» **What is being asked**
Extract every line below that contains the word "lectura".

» **Source records**

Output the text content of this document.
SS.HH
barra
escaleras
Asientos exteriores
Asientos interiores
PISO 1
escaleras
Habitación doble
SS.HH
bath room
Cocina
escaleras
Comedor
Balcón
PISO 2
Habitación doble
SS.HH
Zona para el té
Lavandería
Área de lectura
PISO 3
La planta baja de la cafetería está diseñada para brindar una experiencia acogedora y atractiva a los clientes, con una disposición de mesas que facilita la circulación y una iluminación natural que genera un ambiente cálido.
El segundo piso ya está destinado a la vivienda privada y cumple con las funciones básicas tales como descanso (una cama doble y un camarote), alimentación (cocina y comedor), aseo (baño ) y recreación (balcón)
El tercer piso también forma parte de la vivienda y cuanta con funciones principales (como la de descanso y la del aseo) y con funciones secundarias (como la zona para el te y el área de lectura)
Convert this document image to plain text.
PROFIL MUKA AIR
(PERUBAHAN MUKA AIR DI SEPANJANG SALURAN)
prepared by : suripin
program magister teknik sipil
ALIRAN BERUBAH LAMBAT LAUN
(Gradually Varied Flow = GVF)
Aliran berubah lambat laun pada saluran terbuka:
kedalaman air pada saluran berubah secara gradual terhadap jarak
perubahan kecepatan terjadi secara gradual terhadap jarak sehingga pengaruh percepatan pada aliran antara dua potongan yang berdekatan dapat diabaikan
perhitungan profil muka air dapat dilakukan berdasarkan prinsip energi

» **Result of the task**
Área de lectura
El tercer piso también forma parte de la vivienda y cuanta con funciones principales (como la de descanso y la del aseo) y con funciones secundarias (como la zona para el te y el área de lectura)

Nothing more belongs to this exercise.